(Entrées enregistrées)
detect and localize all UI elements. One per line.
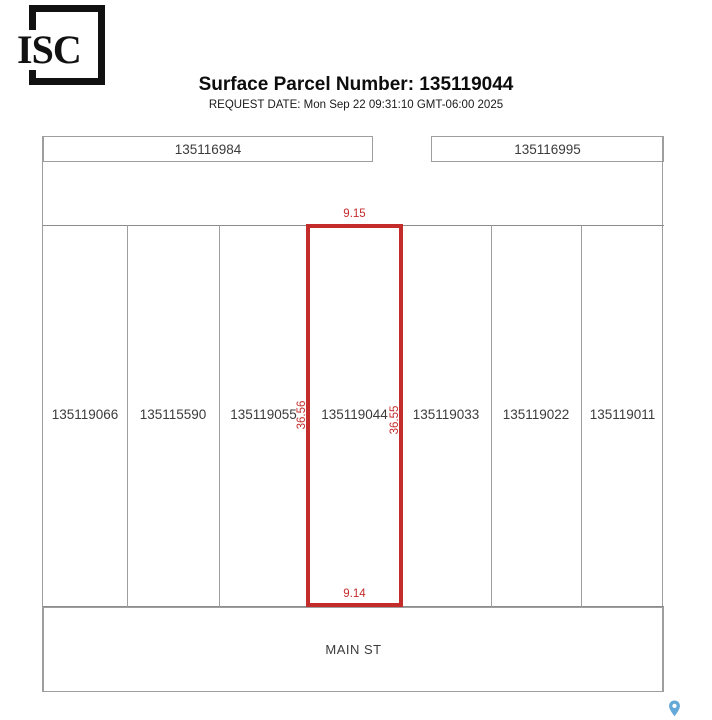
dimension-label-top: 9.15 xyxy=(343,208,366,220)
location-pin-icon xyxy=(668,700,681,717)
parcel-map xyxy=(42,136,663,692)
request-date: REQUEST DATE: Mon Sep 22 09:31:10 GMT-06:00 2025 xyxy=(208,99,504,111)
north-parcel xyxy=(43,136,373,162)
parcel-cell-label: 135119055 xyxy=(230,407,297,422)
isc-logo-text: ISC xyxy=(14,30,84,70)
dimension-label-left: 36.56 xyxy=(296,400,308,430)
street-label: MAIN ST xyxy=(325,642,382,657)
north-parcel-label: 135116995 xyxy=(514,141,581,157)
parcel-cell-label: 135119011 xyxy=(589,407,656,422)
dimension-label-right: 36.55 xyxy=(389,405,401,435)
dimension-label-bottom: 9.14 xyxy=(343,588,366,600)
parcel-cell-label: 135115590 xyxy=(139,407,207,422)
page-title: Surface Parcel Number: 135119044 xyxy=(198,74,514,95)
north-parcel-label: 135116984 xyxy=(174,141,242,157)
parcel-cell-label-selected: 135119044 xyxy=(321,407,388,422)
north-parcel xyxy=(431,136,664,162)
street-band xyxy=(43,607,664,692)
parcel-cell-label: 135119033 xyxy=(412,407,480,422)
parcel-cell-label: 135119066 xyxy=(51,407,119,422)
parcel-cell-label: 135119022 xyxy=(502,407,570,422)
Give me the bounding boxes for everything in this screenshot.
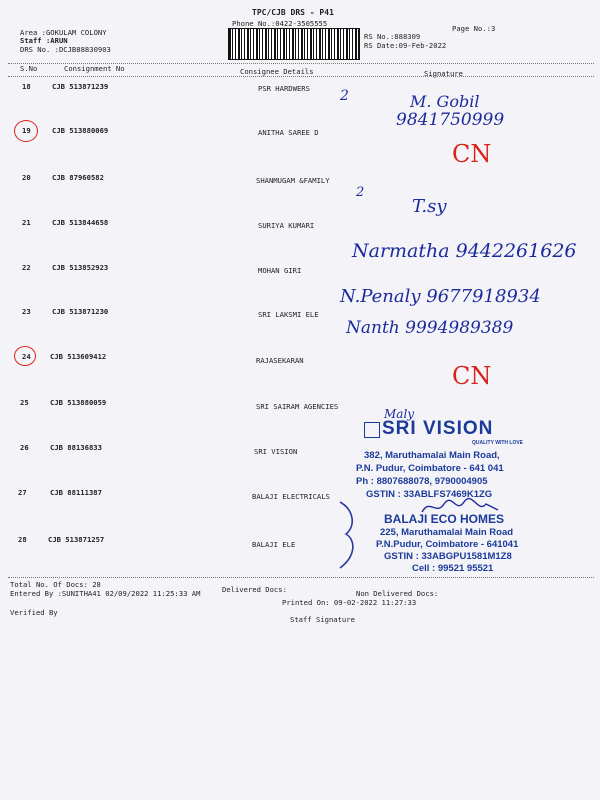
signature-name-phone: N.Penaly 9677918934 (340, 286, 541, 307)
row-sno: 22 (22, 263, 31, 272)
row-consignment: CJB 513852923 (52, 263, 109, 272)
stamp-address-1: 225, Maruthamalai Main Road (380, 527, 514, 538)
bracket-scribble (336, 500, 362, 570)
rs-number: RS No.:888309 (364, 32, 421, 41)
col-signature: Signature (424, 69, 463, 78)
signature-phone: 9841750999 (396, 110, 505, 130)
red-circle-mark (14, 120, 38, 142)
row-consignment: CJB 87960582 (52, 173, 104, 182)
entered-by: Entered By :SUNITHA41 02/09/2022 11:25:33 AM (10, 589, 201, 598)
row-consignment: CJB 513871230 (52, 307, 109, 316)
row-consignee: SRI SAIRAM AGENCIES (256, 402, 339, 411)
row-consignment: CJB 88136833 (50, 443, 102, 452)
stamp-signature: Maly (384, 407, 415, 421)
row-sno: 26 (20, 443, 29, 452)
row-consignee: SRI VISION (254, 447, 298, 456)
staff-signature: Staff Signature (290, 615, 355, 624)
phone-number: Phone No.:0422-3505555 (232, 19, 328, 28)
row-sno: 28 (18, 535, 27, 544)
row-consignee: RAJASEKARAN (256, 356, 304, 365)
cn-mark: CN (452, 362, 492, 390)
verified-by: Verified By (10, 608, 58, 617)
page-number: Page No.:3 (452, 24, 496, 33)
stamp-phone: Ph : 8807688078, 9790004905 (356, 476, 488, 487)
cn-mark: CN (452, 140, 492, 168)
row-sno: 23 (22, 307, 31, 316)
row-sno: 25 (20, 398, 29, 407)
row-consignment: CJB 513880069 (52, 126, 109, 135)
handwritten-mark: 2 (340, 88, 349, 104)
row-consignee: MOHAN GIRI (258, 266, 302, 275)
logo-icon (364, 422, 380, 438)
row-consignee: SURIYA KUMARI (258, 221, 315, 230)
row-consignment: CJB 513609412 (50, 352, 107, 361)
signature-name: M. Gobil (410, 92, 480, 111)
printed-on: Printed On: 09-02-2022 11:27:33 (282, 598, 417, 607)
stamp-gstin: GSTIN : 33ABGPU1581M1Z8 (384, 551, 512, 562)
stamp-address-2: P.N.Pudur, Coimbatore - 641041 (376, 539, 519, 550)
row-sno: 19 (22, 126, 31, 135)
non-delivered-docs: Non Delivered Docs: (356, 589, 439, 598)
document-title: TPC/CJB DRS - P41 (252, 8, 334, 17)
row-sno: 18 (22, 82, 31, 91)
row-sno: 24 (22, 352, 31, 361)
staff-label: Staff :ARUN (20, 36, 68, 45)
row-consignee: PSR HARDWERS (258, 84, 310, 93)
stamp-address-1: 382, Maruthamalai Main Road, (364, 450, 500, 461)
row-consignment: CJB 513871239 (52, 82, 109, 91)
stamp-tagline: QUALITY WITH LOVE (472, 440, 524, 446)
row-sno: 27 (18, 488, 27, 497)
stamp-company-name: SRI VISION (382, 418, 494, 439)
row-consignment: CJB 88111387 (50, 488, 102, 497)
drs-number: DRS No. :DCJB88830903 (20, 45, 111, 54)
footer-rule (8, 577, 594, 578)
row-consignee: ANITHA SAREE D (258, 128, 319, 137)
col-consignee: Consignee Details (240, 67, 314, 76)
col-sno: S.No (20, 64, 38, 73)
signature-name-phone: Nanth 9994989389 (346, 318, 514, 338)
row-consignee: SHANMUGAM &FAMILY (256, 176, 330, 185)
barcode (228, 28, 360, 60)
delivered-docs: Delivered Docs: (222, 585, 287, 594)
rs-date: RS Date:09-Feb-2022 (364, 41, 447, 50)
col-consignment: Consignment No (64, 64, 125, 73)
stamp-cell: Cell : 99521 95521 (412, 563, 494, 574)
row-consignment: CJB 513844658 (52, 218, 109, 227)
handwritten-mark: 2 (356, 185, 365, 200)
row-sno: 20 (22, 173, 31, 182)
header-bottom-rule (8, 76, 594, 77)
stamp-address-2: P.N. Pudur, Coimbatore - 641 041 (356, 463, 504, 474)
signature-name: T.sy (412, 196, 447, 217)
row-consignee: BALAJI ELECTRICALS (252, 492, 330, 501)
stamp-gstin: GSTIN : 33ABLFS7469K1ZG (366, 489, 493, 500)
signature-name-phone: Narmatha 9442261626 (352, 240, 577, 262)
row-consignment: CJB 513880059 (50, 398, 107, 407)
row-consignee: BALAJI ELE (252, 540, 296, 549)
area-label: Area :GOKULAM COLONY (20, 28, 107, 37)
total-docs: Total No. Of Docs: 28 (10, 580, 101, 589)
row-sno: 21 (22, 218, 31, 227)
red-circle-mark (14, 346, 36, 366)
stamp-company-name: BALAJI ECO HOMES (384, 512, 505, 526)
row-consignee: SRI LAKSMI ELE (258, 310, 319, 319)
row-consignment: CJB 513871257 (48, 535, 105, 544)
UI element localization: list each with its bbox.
...
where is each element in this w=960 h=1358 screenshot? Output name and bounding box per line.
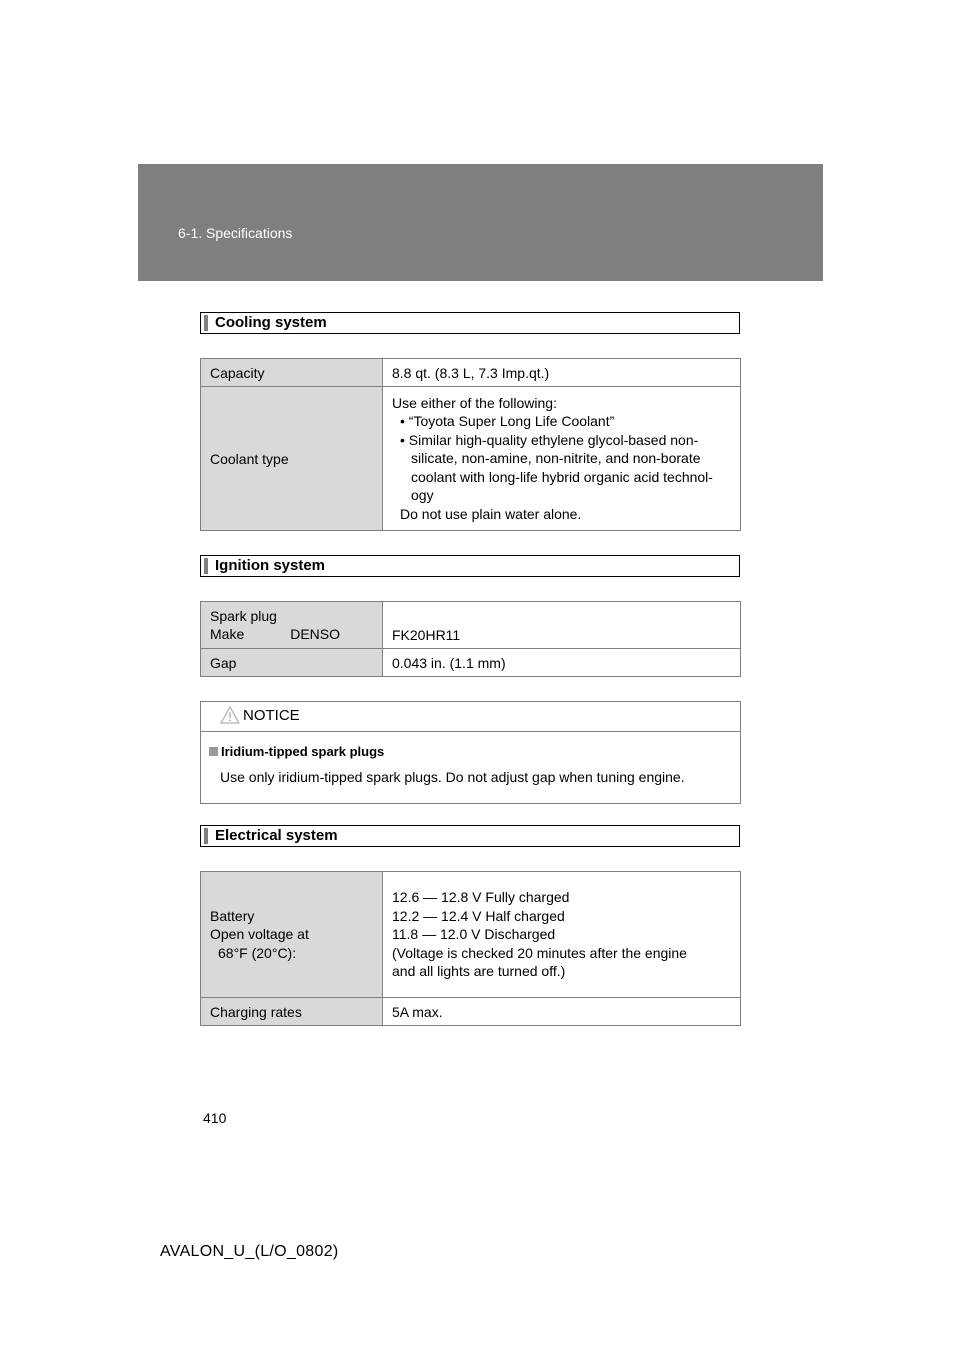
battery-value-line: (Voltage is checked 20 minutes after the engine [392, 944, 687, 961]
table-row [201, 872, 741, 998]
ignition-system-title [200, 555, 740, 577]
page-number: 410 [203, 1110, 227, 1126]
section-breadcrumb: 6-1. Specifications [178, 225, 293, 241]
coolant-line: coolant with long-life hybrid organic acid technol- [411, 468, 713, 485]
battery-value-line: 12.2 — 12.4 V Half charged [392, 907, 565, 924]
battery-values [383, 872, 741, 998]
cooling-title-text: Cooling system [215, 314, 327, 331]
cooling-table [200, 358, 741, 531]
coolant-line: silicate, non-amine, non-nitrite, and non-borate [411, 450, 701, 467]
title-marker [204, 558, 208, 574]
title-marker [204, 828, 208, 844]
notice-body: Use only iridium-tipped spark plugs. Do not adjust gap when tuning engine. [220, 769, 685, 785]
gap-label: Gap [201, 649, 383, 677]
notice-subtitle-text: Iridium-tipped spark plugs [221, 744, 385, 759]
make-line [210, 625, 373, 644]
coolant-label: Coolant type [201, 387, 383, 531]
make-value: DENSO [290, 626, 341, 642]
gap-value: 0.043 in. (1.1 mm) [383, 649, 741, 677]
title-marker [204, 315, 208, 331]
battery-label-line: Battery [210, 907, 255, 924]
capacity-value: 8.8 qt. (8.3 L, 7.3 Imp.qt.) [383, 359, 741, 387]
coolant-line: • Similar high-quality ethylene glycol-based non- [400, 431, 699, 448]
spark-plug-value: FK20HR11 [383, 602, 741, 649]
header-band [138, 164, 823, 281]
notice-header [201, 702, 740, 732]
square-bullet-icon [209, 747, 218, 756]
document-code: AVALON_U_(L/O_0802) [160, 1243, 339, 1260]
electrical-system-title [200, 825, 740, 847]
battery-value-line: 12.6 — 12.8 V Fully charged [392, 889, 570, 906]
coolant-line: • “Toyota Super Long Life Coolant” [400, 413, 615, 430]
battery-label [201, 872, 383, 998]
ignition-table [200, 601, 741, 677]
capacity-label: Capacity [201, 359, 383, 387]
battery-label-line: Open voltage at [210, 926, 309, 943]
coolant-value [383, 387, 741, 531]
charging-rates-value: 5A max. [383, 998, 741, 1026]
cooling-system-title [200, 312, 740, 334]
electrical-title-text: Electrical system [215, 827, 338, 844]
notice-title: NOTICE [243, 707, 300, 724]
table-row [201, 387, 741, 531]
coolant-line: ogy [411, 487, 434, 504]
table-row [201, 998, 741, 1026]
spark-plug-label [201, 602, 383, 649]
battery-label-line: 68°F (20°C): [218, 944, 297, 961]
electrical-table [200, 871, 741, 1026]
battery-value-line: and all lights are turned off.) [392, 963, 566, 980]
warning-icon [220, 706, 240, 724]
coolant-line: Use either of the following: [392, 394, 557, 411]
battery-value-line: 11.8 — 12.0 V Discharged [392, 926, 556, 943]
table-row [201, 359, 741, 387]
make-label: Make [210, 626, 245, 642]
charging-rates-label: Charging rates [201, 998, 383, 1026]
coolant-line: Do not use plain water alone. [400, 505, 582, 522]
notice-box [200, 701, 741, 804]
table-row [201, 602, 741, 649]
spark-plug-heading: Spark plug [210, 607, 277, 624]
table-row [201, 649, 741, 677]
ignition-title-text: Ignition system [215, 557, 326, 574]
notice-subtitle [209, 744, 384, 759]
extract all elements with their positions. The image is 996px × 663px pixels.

#### [ÉNONCÉ DU PROBLÈME]
Reproduisez à l'identique les lignes de la liste, de la ligne contenant "dimension-label-top: 9.15 xyxy=(343,208,366,220)" jusqu'à la ligne contenant "parcel-cell-label: 135119055 xyxy=(230,407,297,422)", ces deux lignes comprises.

#### [RÉPONSE DÉTAILLÉE]
dimension-label-top: 9.15 xyxy=(343,208,366,220)
location-pin-icon xyxy=(668,700,681,717)
parcel-map xyxy=(42,136,663,692)
request-date: REQUEST DATE: Mon Sep 22 09:31:10 GMT-06:00 2025 xyxy=(208,99,504,111)
north-parcel xyxy=(43,136,373,162)
parcel-cell-label: 135119055 xyxy=(230,407,297,422)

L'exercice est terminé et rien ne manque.